RALEIGH, N.C.--(BUSINESS WIRE)--Summer is prime time for entertainment, and whether it's movies, concert tickets or music, consumers are spending money to be entertained. A new Index from MaxPoint, the company that helps retailers and brands drive in-store sales with its innovative Digital Zip® technology, has identified the top cities with neighborhoods that over-index for consumer entertainment spending.
Despite slowed economic times, the entertainment industry in the U.S. continues to be lucrative. According to the MPAA Theatrical Market Statistics, in 2012, more than 225 million people went to the movies at least once, and music sales topped more than $7.1 billion.
Key Areas of U.S. Consumer Entertainment Spend
Using its proprietary Digital Zip technology, MaxPoint was able to pinpoint the top neighborhoods in the country where consumer spending on entertainment is higher than the national average. The company analyzed billions of offline and online data points, including credit card transaction data, to track purchases such as DVDs, music and online videos and concert data, among others.
The following cities have neighborhoods that scored the highest when it comes to consumer entertainment spend:
- Baltimore, MD
- Boston, MA
- Chattanooga, TN
- Columbia, MO
- Green Bay, WI
- Detroit, MI
- Los Angeles, CA
- New York, NY
The Profile of an Entertainment Spender
MaxPoint looked into neighborhoods in the Detroit and New York metro areas to determine the neighborhoods within these areas that trend the highest on entertainment spending. MaxPoint also developed a profile of the neighborhood residents, including their demographics and interests.
Within the Detroit metro area, the top neighborhoods were: Bloomfield Hills, Birmingham, Franklin, Lake Orion Heights, Orchard Lake and Troy. MaxPoint found that the spenders in these neighborhoods typically make $100,000 a year, own their homes and have college degrees. They trend high on interest in topics such as the economy, law, the government, sports and yoga. Typically, their purchases are focused in the following categories: cell phone services, department stores, insurance, mass grocery stores and women’s apparel stores.
In the New York metro area, Greenwich Village, Nolita, SoHo and the West Village are the neighborhoods that spend the most on consumer entertainment. Consumers in these neighborhoods tend to be between the ages of 35-54, have college degrees and have incomes of more than $100,000 per year. These consumers tend to spend a lot of time online reading content about business, finance, the economy, food and drink trends and sports. Based on MaxPoint’s analysis of credit card spending patterns in these neighborhoods, they spend the most in the following categories: children’s apparel stores, department stores, family apparel stores, shoe stores and women’s apparel stores.

Requirements —
[a] Answer these three questions from the article on entertainment spending, labeling each answer to match:
(i) According to the MPAA Theatrical Market Statistics, how many people went to the movies at least once in 2012?
(ii) What is the name of MaxPoint's proprietary technology?
(iii) What age range do consumers in the top New York neighborhoods tend to fall in?
[b] Please list every neighborhood the article on entertainment spending names as a top neighborhood in the Detroit metro area.
[c] Reproduce the passage of the article on entertainment spending that begins at the words "Despite slowed economic" and stops after the words "than $7.1 billion.".

Material shown —

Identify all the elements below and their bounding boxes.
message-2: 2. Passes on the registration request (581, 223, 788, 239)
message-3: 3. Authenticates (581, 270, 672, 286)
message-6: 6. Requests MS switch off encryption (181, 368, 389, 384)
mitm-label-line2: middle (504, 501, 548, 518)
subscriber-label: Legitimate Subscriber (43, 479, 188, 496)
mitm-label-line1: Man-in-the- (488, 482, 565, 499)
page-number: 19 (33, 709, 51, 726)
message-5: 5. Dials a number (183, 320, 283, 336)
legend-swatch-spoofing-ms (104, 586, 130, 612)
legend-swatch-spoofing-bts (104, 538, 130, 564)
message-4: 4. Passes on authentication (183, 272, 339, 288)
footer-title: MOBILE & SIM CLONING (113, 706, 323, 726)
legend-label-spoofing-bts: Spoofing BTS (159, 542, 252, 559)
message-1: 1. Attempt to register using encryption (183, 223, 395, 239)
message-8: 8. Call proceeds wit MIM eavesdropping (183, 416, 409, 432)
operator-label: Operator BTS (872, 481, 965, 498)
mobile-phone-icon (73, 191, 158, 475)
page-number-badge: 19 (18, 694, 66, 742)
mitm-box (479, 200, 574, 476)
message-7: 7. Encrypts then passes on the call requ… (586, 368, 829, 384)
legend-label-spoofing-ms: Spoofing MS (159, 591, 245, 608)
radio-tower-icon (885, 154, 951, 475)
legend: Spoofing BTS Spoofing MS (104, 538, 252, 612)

Full answers —
[a]
(i) More than 225 million people.
(ii) Digital Zip.
(iii) Between 35 and 54.

[b]
- Bloomfield Hills
- Birmingham
- Franklin
- Lake Orion Heights
- Orchard Lake
- Troy

[c]
Despite slowed economic times, the entertainment industry in the U.S. continues to be lucrative. According to the MPAA Theatrical Market Statistics, in 2012, more than 225 million people went to the movies at least once, and music sales topped more than $7.1 billion.